• WORK INSTRUCTIONS:
Locate "Extract all readable text from this page." in the listing below, then output the line holding it and every line after it, exactly and with nothing else.

Some records

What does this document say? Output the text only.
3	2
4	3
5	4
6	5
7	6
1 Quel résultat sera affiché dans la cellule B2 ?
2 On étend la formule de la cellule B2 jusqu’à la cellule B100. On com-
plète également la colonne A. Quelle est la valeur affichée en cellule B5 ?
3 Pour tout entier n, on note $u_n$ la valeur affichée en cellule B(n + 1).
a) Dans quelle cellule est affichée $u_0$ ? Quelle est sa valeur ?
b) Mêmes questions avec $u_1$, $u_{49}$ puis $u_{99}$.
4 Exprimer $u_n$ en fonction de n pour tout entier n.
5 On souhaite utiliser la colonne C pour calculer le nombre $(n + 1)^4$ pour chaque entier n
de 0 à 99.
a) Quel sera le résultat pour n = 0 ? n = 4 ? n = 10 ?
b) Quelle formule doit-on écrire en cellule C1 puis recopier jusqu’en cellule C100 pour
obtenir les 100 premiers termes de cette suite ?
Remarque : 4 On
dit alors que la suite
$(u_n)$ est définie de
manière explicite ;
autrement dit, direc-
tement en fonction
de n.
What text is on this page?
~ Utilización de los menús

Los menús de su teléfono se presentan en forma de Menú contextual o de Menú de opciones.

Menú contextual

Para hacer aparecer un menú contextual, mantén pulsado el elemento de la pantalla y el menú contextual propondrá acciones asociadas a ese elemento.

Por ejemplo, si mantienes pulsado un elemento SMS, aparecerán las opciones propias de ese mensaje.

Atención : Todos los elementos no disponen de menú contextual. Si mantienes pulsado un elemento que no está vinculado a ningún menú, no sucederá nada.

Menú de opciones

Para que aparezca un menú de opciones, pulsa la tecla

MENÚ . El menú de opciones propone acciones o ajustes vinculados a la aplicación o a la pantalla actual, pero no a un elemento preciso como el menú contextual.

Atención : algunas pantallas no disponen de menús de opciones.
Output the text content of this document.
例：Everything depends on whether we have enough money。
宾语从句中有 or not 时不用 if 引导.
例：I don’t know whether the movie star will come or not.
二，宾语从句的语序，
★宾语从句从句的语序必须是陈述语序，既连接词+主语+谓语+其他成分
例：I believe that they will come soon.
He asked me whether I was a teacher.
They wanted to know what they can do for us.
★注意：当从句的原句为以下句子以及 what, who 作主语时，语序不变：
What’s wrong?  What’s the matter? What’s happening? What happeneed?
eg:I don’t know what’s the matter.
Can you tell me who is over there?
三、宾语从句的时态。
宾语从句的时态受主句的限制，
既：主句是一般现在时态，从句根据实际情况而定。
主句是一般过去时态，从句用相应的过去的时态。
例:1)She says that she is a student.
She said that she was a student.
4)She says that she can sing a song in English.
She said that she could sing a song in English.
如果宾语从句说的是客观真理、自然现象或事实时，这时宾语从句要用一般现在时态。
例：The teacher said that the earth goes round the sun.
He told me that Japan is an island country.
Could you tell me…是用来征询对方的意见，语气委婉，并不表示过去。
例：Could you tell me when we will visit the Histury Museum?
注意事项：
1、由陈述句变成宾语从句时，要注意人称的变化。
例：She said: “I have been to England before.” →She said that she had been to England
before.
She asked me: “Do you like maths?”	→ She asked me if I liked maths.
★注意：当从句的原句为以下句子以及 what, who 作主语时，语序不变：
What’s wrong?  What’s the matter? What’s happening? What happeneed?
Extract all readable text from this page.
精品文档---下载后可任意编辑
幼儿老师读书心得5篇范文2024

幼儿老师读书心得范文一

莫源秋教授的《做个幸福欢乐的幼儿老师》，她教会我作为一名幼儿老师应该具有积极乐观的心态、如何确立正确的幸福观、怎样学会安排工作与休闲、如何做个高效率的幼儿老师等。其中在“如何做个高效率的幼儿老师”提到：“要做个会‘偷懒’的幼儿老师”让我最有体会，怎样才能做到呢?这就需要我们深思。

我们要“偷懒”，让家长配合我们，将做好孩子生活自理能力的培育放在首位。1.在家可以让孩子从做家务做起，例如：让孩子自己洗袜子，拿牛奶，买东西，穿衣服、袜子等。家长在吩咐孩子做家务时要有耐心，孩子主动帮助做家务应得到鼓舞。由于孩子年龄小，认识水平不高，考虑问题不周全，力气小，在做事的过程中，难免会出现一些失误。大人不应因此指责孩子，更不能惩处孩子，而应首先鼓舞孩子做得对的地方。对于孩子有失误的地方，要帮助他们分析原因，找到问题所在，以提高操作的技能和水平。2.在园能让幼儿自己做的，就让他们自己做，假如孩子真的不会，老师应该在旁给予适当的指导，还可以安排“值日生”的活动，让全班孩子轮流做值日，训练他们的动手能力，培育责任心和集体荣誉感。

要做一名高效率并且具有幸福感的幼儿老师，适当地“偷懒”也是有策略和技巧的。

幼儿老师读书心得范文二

• FINAL RESULT:
Extract all readable text from this page.
精品文档---下载后可任意编辑
幼儿老师读书心得5篇范文2024

幼儿老师读书心得范文一

莫源秋教授的《做个幸福欢乐的幼儿老师》，她教会我作为一名幼儿老师应该具有积极乐观的心态、如何确立正确的幸福观、怎样学会安排工作与休闲、如何做个高效率的幼儿老师等。其中在“如何做个高效率的幼儿老师”提到：“要做个会‘偷懒’的幼儿老师”让我最有体会，怎样才能做到呢?这就需要我们深思。

我们要“偷懒”，让家长配合我们，将做好孩子生活自理能力的培育放在首位。1.在家可以让孩子从做家务做起，例如：让孩子自己洗袜子，拿牛奶，买东西，穿衣服、袜子等。家长在吩咐孩子做家务时要有耐心，孩子主动帮助做家务应得到鼓舞。由于孩子年龄小，认识水平不高，考虑问题不周全，力气小，在做事的过程中，难免会出现一些失误。大人不应因此指责孩子，更不能惩处孩子，而应首先鼓舞孩子做得对的地方。对于孩子有失误的地方，要帮助他们分析原因，找到问题所在，以提高操作的技能和水平。2.在园能让幼儿自己做的，就让他们自己做，假如孩子真的不会，老师应该在旁给予适当的指导，还可以安排“值日生”的活动，让全班孩子轮流做值日，训练他们的动手能力，培育责任心和集体荣誉感。

要做一名高效率并且具有幸福感的幼儿老师，适当地“偷懒”也是有策略和技巧的。

幼儿老师读书心得范文二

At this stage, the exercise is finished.